◆ **DIRECTIONS FOR THIS TASK**: List the lines of this listing that hold the word "Maecenas".

═══ INPUT DATA

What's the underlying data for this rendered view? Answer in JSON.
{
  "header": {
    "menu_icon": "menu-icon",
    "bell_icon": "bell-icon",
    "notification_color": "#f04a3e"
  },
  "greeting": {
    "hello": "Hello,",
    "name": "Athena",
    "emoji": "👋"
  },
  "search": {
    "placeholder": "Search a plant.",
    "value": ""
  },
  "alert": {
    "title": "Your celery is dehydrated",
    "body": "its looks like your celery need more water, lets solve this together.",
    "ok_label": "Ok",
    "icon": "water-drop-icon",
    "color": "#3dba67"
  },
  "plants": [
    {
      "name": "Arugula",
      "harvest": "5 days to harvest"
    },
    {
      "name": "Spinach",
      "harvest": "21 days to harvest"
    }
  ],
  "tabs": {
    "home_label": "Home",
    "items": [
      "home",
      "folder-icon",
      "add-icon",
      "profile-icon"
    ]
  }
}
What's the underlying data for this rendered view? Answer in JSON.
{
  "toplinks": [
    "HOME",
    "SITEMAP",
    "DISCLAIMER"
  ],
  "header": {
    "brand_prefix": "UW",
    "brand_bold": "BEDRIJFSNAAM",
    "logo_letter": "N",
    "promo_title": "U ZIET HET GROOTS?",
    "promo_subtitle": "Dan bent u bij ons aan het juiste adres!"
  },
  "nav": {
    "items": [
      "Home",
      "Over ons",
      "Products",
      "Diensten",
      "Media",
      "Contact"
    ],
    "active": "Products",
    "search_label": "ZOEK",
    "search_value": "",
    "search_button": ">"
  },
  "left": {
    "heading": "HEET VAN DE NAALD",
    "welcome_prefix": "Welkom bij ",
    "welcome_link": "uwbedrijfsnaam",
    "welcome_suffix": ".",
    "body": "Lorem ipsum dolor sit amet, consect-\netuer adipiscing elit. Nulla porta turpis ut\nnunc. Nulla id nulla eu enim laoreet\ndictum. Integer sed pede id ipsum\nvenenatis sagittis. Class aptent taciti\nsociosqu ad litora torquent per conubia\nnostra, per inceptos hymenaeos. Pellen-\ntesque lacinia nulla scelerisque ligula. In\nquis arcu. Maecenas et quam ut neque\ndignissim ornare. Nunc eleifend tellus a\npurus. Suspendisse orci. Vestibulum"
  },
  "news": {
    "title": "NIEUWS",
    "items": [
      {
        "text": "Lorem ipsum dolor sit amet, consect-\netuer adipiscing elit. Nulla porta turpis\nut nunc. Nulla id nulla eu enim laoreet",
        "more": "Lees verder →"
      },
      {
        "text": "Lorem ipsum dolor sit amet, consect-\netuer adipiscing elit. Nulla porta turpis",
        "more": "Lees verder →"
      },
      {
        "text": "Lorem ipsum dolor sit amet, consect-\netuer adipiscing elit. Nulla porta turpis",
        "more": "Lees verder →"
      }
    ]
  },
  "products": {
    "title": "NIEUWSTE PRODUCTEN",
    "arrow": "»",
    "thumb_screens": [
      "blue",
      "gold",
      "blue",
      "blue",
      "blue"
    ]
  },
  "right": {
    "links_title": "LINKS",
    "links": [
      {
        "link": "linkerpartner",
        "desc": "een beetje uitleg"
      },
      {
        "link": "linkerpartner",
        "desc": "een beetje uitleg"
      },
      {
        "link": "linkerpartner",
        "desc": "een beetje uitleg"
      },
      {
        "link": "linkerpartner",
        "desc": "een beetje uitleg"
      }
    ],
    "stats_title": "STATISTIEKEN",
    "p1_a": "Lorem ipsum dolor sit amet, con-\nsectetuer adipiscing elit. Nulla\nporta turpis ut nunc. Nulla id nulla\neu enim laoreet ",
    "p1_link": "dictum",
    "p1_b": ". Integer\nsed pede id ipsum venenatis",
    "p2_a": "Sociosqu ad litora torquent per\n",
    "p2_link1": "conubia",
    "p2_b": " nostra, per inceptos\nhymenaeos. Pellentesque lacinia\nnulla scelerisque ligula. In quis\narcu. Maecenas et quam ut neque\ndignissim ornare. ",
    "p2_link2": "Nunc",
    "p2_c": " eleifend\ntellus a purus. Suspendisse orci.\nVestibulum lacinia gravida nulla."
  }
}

══════

◆ **FINISHED ANSWER**:
    "body": "Lorem ipsum dolor sit amet, consect-\netuer adipiscing elit. Nulla porta turpis ut\nnunc. Nulla id nulla eu enim laoreet\ndictum. Integer sed pede id ipsum\nvenenatis sagittis. Class aptent taciti\nsociosqu ad litora torquent per conubia\nnostra, per inceptos hymenaeos. Pellen-\ntesque lacinia nulla scelerisque ligula. In\nquis arcu. Maecenas et quam ut neque\ndignissim ornare. Nunc eleifend tellus a\npurus. Suspendisse orci. Vestibulum"
    "p2_b": " nostra, per inceptos\nhymenaeos. Pellentesque lacinia\nnulla scelerisque ligula. In quis\narcu. Maecenas et quam ut neque\ndignissim ornare. ",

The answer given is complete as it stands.